STATED EXERCISE: Identify every line in the records below that contains the word "bottom", and copy each of those lines.

DATA SUPPLIED:
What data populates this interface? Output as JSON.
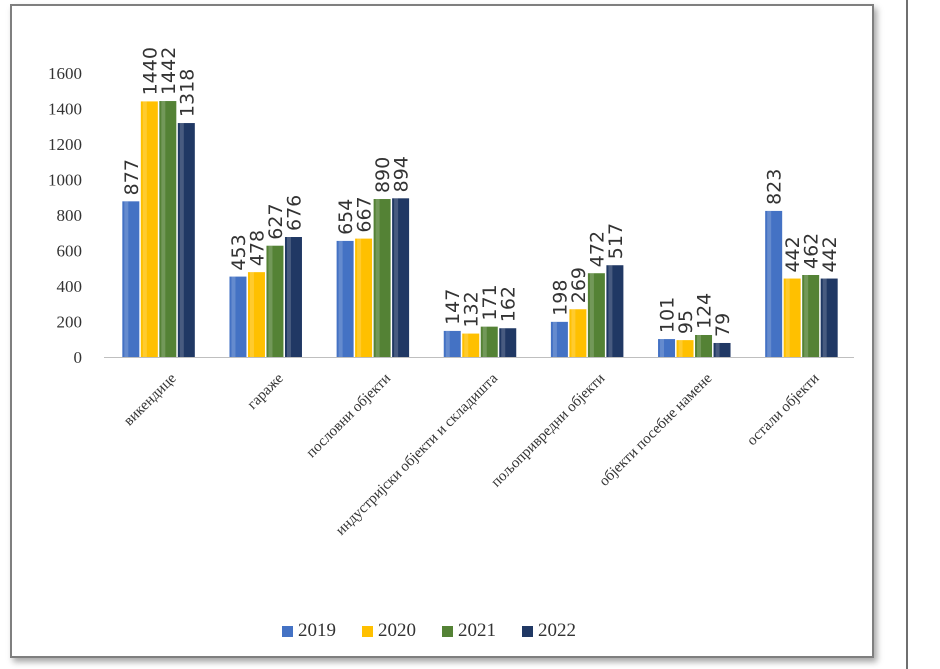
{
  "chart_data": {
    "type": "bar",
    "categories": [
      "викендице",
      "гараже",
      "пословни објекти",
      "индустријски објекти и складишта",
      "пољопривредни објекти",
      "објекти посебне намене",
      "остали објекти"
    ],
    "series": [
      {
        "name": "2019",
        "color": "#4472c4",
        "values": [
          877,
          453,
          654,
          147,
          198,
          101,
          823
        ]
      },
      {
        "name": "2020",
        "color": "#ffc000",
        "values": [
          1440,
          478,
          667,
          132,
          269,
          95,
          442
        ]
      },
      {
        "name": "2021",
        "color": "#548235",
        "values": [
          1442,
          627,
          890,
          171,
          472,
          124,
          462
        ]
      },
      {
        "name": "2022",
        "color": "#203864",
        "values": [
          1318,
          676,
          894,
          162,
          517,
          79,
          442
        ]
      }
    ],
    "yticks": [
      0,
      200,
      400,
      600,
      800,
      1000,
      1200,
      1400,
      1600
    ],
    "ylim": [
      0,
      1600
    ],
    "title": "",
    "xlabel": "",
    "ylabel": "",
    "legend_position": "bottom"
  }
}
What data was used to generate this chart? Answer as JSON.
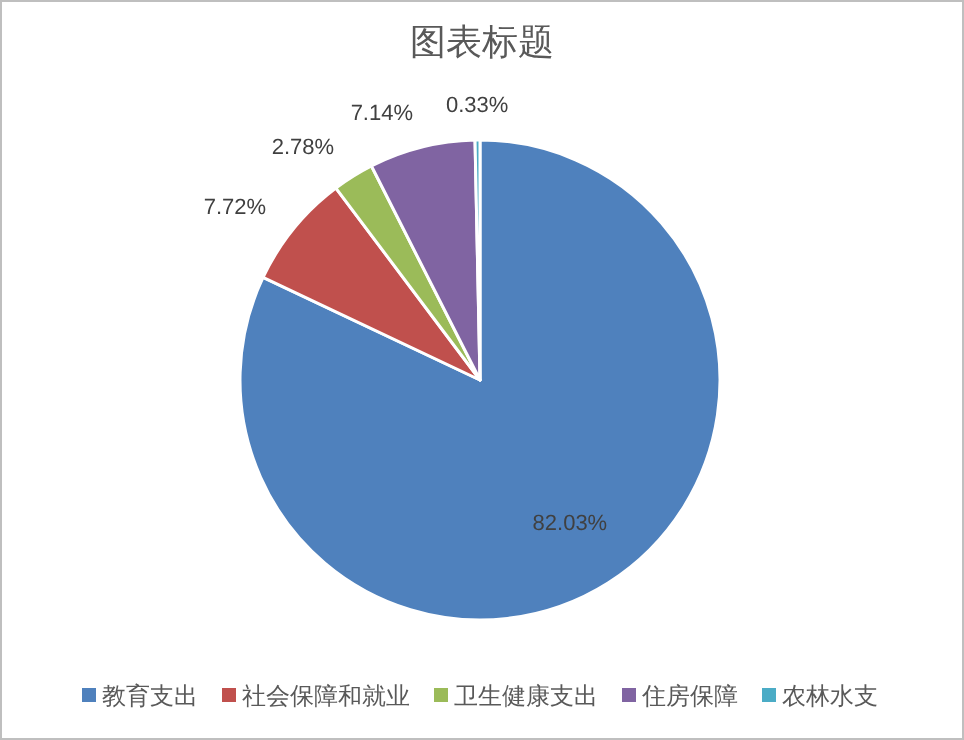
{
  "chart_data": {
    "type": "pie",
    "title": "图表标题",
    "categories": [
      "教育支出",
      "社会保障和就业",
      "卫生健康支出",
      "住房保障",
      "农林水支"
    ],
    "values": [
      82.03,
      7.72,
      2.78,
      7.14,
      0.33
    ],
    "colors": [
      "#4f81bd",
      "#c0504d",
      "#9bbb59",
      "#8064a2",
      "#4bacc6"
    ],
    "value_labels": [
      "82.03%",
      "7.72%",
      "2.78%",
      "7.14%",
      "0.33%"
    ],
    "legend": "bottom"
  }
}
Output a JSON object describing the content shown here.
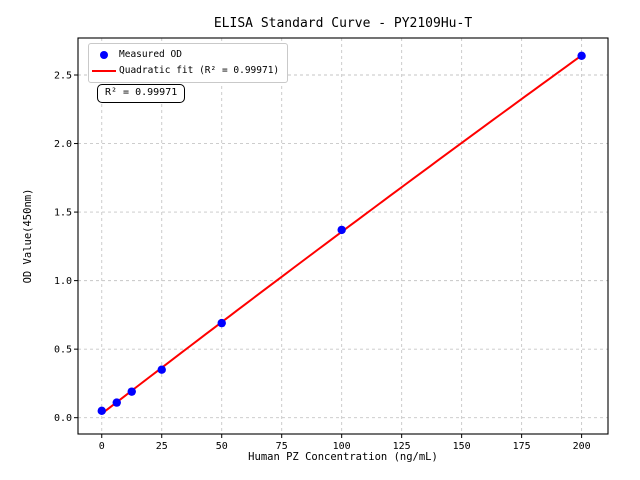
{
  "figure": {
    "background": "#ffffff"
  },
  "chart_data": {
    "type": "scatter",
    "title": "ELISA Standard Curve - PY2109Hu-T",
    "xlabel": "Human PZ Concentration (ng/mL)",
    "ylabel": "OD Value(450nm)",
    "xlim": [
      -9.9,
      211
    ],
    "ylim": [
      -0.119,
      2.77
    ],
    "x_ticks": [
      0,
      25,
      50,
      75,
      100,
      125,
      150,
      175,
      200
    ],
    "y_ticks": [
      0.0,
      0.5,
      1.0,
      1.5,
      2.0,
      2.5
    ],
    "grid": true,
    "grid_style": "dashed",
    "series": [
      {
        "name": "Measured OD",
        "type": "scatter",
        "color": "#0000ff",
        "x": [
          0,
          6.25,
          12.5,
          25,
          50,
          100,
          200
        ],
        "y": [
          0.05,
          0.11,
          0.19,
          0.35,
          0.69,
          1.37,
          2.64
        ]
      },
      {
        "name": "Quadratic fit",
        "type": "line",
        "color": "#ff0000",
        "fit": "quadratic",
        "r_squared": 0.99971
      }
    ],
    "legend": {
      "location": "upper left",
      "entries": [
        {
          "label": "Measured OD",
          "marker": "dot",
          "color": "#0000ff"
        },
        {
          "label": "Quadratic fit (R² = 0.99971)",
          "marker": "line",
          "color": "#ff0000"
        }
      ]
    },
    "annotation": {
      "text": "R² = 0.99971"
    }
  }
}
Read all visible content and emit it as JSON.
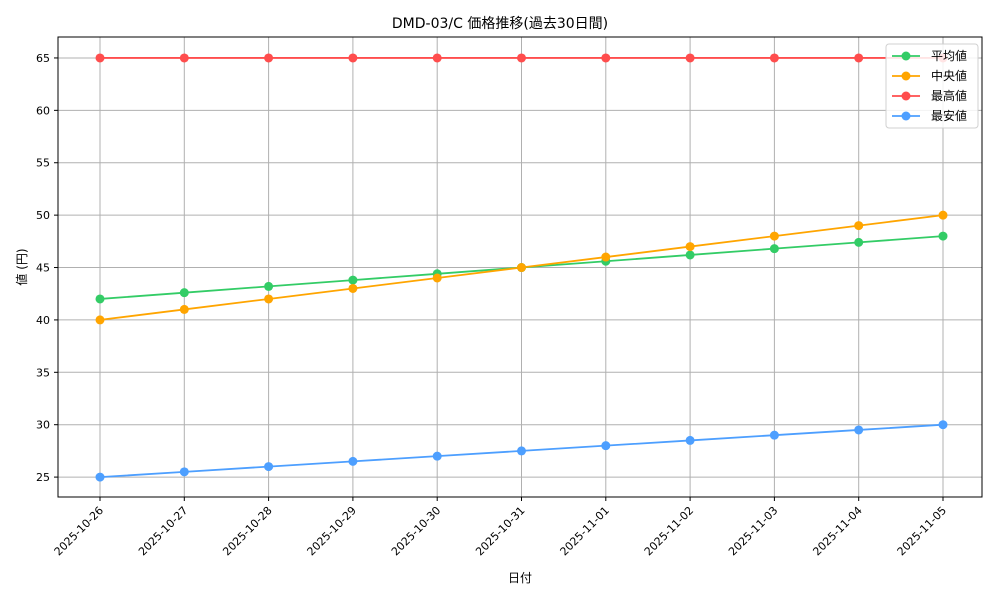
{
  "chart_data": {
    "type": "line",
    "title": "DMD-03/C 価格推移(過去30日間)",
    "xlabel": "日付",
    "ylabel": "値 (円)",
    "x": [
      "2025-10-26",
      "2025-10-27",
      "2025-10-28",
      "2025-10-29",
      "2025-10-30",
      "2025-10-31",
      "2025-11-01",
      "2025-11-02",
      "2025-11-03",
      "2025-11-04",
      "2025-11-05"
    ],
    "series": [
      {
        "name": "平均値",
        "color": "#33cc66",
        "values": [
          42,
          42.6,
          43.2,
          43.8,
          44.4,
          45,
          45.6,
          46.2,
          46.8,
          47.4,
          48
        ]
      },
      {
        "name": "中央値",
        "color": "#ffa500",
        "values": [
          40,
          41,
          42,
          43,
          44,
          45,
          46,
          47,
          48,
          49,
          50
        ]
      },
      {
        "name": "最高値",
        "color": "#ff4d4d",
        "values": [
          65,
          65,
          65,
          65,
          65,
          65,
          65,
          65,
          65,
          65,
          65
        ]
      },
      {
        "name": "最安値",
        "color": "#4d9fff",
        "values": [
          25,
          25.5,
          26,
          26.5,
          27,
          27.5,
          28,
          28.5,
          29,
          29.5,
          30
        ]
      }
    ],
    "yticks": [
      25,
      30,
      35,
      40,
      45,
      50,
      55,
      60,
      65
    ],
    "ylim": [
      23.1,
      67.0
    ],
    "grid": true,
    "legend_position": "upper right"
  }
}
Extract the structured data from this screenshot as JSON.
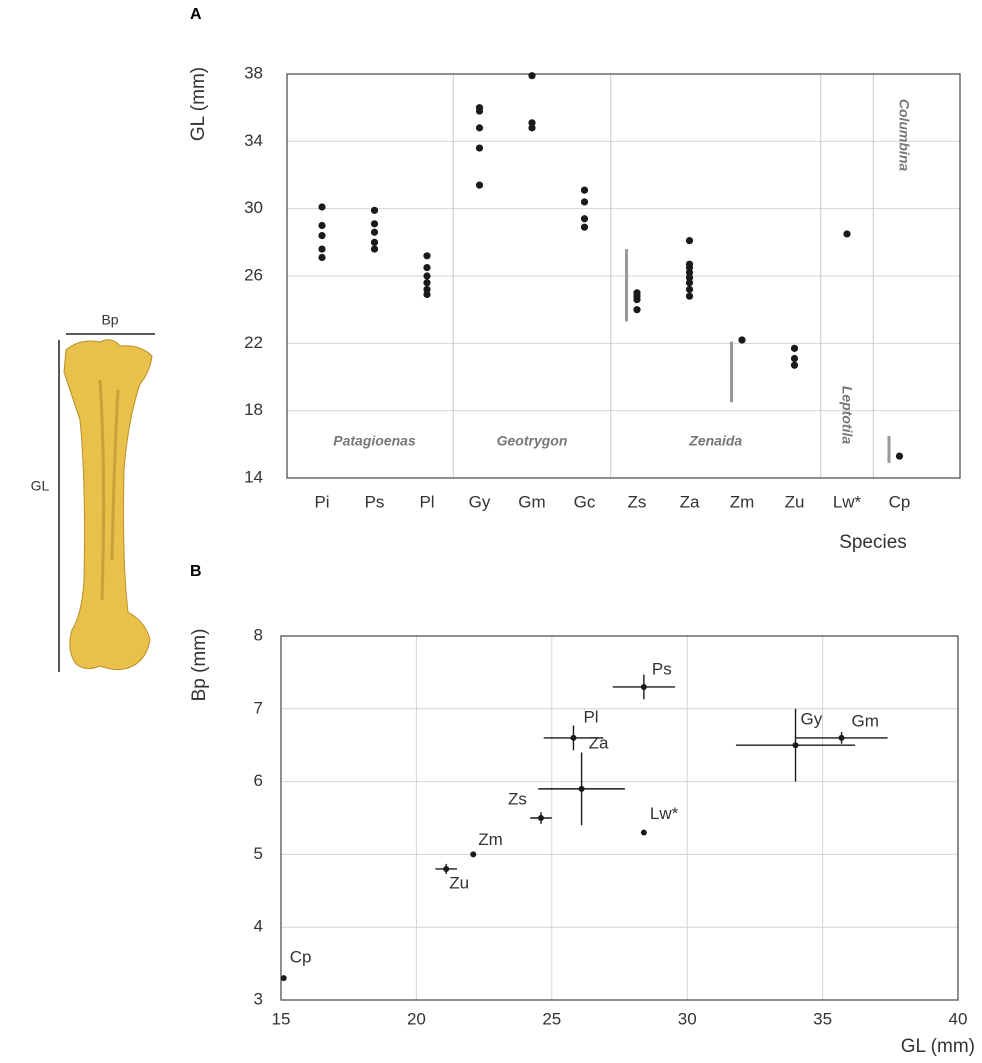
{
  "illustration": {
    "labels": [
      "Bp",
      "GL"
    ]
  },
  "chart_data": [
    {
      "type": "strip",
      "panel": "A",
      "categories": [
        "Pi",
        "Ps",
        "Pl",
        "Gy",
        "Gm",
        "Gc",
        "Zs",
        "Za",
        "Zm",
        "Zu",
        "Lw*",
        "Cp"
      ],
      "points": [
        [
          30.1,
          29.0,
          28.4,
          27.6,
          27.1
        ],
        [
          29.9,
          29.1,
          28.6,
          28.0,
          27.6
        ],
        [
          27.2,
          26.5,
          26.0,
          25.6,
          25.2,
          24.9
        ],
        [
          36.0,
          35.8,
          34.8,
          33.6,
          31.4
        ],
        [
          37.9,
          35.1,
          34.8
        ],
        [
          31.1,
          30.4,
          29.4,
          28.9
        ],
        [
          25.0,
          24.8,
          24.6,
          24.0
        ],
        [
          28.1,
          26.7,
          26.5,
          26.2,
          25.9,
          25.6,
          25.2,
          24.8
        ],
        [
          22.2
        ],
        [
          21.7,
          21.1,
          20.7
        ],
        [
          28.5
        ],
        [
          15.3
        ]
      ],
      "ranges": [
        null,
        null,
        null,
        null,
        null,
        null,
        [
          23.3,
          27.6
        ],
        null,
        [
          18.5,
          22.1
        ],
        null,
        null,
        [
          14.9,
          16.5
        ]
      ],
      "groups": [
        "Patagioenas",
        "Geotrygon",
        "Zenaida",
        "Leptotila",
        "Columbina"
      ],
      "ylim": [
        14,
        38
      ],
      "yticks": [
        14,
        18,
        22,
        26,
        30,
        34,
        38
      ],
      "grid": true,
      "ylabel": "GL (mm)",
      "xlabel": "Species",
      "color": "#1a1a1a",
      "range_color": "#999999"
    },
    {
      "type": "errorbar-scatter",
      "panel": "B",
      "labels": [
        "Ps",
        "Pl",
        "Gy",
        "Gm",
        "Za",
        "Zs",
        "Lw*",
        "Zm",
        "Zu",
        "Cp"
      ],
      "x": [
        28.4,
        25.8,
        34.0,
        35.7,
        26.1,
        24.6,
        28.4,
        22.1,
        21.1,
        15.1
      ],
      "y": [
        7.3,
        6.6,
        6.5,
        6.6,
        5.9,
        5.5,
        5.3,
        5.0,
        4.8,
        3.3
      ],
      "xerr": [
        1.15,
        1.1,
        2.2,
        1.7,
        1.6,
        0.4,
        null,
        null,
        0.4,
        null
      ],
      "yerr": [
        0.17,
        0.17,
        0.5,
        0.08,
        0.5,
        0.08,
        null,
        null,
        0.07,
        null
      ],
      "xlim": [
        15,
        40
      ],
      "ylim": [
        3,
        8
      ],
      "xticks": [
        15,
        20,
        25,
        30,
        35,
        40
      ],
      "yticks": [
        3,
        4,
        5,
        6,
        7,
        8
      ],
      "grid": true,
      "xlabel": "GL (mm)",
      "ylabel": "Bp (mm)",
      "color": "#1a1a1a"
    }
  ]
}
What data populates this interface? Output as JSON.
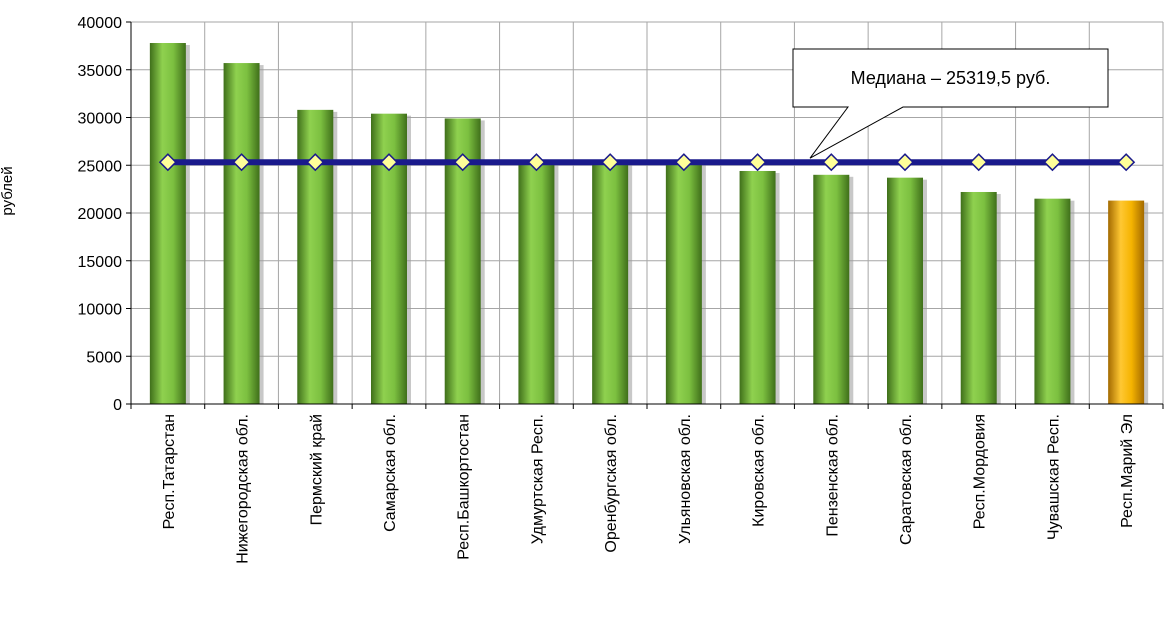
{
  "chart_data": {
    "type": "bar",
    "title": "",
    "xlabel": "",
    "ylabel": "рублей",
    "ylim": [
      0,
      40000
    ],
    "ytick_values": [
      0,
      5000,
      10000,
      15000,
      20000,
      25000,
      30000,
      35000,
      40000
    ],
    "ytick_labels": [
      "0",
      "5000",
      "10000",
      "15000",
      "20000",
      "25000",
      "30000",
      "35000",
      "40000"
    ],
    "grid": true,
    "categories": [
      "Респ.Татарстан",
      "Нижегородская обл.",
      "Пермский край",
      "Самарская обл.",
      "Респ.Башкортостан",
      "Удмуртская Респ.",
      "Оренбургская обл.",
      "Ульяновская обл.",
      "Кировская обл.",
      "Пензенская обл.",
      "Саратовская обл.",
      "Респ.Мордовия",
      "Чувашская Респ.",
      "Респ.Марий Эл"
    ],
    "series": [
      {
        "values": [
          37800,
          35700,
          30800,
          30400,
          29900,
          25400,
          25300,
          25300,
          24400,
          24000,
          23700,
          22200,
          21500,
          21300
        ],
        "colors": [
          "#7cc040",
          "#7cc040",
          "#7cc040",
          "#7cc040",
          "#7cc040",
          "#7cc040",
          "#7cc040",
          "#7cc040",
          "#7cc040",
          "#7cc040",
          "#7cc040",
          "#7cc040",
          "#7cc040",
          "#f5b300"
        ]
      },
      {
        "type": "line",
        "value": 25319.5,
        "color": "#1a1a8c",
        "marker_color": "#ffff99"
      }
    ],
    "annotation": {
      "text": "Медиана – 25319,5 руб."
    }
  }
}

COMPLETE RESPONSE:
    "legend_position": "bottom"
    "legend": "bottom"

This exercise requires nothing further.